The request — Reproduce the rows verbatim, starting at the first row and ending at the one containing "- step-row-5: [134, 292, 524, 324]", with both of those rows included.
################
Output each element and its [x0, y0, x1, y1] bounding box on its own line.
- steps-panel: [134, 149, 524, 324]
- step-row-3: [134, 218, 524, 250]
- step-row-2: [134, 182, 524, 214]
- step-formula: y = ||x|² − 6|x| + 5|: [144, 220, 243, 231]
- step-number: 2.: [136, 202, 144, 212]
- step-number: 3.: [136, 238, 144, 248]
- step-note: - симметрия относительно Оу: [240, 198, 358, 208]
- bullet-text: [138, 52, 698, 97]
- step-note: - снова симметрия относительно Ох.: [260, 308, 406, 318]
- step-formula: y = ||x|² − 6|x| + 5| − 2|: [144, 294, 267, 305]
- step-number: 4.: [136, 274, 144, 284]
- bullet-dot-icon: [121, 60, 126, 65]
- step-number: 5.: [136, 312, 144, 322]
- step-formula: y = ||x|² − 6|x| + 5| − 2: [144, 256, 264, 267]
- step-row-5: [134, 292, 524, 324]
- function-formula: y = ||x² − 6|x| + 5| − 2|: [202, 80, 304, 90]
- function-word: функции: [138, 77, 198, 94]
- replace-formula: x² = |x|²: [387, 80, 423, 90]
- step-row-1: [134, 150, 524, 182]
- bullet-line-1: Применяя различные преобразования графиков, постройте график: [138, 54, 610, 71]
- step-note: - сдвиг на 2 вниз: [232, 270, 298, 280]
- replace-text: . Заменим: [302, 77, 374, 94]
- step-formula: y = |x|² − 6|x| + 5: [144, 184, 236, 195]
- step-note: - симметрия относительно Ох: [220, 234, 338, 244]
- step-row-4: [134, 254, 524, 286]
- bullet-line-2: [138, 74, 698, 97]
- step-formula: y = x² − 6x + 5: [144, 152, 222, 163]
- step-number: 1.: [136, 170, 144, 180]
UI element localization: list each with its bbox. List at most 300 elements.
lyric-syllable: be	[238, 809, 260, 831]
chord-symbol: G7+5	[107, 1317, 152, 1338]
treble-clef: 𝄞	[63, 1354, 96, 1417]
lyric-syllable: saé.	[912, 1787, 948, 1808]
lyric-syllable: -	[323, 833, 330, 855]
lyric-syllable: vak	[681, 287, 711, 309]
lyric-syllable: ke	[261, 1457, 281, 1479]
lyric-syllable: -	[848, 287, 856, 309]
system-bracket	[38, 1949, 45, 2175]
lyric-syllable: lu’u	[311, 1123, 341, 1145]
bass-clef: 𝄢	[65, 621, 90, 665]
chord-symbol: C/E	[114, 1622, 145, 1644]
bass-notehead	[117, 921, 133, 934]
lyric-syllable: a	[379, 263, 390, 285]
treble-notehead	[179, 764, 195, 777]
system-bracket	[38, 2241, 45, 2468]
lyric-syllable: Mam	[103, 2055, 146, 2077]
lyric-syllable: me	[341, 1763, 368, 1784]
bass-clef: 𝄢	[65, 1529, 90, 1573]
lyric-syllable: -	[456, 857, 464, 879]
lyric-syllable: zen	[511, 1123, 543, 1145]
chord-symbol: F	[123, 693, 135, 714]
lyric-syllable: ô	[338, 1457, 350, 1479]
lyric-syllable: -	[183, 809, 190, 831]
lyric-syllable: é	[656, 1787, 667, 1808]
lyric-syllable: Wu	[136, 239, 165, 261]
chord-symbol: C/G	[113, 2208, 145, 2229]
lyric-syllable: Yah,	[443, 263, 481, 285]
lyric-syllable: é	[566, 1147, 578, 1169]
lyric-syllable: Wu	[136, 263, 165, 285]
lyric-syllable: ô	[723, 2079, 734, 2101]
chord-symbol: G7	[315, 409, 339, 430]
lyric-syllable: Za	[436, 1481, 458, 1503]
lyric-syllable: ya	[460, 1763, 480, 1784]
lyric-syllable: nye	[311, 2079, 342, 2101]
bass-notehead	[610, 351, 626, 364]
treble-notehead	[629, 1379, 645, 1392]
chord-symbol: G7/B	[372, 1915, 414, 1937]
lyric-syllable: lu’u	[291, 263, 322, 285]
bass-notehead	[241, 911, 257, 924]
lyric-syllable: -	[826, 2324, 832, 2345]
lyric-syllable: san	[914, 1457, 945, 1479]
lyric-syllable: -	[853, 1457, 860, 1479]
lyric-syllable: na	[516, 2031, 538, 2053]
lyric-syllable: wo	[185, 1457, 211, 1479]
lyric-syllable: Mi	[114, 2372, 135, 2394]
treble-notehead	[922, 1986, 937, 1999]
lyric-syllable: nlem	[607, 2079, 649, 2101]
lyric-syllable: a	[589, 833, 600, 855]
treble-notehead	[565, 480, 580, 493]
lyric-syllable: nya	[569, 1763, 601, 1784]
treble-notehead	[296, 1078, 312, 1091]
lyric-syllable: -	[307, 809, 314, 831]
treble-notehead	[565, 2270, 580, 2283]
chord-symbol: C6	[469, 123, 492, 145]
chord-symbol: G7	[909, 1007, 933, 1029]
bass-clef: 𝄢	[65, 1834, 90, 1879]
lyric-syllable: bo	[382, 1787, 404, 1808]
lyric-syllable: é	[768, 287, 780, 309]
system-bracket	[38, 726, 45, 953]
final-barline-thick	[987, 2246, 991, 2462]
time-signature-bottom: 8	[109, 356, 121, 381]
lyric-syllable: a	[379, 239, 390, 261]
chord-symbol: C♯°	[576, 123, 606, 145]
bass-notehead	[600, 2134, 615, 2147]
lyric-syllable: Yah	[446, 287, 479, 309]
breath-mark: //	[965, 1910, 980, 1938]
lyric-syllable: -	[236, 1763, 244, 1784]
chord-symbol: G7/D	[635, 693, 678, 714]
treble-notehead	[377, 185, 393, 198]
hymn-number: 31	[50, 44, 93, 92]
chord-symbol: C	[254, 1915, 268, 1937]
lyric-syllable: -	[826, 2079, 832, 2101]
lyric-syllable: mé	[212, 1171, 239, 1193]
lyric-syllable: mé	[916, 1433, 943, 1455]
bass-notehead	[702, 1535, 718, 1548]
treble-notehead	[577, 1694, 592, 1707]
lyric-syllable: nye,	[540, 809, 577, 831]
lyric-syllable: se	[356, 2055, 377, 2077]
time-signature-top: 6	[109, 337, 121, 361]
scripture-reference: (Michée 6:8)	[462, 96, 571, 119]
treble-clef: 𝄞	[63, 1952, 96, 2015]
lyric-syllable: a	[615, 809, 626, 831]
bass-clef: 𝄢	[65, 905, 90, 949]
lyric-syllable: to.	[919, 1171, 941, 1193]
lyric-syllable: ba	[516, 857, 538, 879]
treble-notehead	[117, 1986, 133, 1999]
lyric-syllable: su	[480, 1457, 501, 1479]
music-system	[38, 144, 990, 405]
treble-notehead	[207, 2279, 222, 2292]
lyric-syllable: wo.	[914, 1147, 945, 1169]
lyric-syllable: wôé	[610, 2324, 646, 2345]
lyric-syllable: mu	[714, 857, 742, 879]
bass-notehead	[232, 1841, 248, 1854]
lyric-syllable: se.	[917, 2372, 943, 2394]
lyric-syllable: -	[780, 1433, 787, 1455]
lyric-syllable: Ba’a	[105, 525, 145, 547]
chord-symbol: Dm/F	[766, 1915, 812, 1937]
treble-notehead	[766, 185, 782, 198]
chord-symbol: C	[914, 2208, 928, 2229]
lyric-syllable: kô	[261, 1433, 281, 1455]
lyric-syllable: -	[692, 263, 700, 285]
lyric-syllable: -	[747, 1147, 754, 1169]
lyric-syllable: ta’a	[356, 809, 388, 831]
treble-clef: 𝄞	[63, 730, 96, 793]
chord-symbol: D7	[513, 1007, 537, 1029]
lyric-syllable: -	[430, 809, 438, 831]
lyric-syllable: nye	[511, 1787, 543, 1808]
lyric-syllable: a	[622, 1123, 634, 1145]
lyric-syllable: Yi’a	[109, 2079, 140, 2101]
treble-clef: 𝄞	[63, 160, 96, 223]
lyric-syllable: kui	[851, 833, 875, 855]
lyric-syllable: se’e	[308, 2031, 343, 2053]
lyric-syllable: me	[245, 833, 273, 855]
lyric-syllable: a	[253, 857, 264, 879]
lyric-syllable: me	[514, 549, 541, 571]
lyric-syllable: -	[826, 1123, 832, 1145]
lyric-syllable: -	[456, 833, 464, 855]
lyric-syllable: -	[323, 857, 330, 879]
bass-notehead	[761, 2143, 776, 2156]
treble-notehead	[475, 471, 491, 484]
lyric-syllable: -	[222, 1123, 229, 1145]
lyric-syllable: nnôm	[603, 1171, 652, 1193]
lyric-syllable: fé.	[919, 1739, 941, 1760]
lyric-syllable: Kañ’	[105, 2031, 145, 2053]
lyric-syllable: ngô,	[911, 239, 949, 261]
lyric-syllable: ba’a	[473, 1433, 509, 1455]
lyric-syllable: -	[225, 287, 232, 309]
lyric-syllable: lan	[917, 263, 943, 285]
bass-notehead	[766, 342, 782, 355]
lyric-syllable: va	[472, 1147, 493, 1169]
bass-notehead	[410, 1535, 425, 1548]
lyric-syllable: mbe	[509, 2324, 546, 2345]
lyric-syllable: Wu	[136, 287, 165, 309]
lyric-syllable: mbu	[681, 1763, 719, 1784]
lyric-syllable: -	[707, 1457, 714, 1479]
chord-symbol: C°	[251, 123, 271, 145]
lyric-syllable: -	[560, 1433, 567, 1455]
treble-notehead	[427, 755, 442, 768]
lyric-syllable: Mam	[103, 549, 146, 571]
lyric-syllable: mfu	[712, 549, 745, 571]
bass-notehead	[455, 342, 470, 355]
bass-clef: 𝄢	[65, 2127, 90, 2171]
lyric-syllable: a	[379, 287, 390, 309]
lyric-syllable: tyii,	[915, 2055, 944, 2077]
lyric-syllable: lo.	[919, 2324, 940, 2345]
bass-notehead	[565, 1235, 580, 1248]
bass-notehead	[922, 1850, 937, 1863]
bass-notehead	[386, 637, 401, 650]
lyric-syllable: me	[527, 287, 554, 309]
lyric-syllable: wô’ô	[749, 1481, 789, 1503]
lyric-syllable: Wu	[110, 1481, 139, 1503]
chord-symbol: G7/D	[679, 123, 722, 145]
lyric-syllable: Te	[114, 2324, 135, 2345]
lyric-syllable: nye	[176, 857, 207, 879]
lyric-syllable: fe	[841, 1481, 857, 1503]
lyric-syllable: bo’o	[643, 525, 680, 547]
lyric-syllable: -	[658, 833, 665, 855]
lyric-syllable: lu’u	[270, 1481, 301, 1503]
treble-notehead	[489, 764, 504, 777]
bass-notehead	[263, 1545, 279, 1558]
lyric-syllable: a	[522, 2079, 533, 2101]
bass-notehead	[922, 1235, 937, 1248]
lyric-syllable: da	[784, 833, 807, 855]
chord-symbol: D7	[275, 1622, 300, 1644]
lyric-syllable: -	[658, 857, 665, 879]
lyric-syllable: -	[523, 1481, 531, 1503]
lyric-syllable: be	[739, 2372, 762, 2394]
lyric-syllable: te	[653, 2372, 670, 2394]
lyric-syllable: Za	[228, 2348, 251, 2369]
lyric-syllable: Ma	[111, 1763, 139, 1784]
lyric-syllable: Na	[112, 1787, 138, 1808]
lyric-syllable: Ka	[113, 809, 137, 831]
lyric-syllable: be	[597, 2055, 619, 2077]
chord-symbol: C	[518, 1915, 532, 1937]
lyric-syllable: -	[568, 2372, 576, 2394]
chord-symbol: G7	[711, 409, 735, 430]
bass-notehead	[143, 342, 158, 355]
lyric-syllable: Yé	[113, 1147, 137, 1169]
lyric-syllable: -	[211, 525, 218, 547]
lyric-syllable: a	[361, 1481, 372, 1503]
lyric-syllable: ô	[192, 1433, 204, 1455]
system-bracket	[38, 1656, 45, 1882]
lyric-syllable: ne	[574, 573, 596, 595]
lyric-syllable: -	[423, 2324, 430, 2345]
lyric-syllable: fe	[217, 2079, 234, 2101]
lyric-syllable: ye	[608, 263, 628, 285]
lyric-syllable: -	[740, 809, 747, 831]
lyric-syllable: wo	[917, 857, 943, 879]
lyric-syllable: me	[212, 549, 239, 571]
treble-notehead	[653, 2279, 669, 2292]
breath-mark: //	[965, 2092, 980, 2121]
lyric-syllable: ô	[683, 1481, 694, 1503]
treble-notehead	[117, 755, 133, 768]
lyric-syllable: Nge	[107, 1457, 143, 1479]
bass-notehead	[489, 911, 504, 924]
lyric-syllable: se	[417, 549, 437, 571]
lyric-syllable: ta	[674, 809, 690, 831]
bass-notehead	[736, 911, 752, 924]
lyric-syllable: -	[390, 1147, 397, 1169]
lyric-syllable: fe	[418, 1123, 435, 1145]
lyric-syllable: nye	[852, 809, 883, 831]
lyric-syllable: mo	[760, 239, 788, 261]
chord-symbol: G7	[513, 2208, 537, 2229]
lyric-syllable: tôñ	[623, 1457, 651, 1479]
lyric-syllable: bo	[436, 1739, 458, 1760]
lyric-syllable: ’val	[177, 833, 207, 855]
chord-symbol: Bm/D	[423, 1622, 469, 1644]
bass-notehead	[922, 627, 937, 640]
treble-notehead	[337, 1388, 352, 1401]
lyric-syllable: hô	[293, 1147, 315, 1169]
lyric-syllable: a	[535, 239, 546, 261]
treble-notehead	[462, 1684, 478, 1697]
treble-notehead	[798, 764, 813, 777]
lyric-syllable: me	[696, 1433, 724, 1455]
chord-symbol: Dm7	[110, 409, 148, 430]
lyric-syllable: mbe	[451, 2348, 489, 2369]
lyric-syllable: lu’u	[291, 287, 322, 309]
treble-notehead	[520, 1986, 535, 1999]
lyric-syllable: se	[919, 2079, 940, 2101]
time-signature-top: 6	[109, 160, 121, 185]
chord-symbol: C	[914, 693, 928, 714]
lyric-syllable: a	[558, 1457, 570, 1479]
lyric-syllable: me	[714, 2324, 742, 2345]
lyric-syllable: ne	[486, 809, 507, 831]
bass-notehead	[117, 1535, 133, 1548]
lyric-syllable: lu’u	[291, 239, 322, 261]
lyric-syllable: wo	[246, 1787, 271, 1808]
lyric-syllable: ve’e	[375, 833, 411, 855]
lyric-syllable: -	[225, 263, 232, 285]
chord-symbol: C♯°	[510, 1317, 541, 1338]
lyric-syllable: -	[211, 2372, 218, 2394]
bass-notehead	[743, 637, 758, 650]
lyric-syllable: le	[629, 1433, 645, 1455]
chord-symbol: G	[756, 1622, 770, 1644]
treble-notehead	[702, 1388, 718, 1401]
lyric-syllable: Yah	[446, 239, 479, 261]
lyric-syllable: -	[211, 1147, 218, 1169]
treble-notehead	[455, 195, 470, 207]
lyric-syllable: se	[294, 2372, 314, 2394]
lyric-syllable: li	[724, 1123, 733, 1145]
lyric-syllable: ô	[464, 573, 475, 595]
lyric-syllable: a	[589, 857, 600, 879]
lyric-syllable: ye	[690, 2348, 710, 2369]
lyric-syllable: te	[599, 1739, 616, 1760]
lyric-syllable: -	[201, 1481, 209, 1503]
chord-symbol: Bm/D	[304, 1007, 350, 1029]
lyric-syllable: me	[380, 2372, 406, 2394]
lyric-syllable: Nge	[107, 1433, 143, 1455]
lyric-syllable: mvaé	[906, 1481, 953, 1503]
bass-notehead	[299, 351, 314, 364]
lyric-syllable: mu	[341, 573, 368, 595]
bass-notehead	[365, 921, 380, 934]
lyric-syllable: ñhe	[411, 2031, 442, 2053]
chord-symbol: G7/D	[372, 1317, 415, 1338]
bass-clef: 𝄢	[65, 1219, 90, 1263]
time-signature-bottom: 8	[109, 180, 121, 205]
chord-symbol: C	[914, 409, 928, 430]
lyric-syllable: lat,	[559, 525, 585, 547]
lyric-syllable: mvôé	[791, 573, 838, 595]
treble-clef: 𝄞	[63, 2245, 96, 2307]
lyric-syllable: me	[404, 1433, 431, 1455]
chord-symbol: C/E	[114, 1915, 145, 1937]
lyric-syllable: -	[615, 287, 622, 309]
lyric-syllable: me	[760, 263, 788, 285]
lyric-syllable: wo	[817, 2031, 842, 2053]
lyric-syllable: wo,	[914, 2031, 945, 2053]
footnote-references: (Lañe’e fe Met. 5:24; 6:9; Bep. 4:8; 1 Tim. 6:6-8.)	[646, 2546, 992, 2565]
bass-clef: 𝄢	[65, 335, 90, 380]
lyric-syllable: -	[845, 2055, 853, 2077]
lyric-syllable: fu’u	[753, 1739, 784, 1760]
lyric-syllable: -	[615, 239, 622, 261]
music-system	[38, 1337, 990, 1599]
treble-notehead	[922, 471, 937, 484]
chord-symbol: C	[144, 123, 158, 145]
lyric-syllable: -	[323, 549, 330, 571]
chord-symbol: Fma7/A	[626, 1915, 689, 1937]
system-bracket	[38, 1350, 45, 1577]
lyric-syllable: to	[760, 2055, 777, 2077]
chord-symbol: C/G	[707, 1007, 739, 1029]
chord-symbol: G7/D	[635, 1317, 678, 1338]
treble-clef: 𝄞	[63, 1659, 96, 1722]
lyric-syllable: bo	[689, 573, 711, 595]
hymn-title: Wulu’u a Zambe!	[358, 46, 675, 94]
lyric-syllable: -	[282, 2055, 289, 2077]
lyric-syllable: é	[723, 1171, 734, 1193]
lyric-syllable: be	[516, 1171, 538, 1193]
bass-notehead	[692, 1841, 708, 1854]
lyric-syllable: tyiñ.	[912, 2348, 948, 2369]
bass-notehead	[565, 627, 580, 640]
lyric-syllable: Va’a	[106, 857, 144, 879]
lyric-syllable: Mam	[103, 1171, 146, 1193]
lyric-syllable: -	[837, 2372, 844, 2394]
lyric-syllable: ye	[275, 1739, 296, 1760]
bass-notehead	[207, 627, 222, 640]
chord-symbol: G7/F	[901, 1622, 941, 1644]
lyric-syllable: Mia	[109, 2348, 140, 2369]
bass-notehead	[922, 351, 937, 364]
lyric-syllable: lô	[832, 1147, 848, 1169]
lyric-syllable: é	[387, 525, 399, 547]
################
Output of the task —
Output each element and its [x0, y0, x1, y1] bounding box on its own line.
- steps-panel: [134, 149, 524, 324]
- step-row-3: [134, 218, 524, 250]
- step-row-2: [134, 182, 524, 214]
- step-formula: y = ||x|² − 6|x| + 5|: [144, 220, 243, 231]
- step-number: 2.: [136, 202, 144, 212]
- step-number: 3.: [136, 238, 144, 248]
- step-note: - симметрия относительно Оу: [240, 198, 358, 208]
- bullet-text: [138, 52, 698, 97]
- step-note: - снова симметрия относительно Ох.: [260, 308, 406, 318]
- step-formula: y = ||x|² − 6|x| + 5| − 2|: [144, 294, 267, 305]
- step-number: 4.: [136, 274, 144, 284]
- bullet-dot-icon: [121, 60, 126, 65]
- step-number: 5.: [136, 312, 144, 322]
- step-formula: y = ||x|² − 6|x| + 5| − 2: [144, 256, 264, 267]
- step-row-5: [134, 292, 524, 324]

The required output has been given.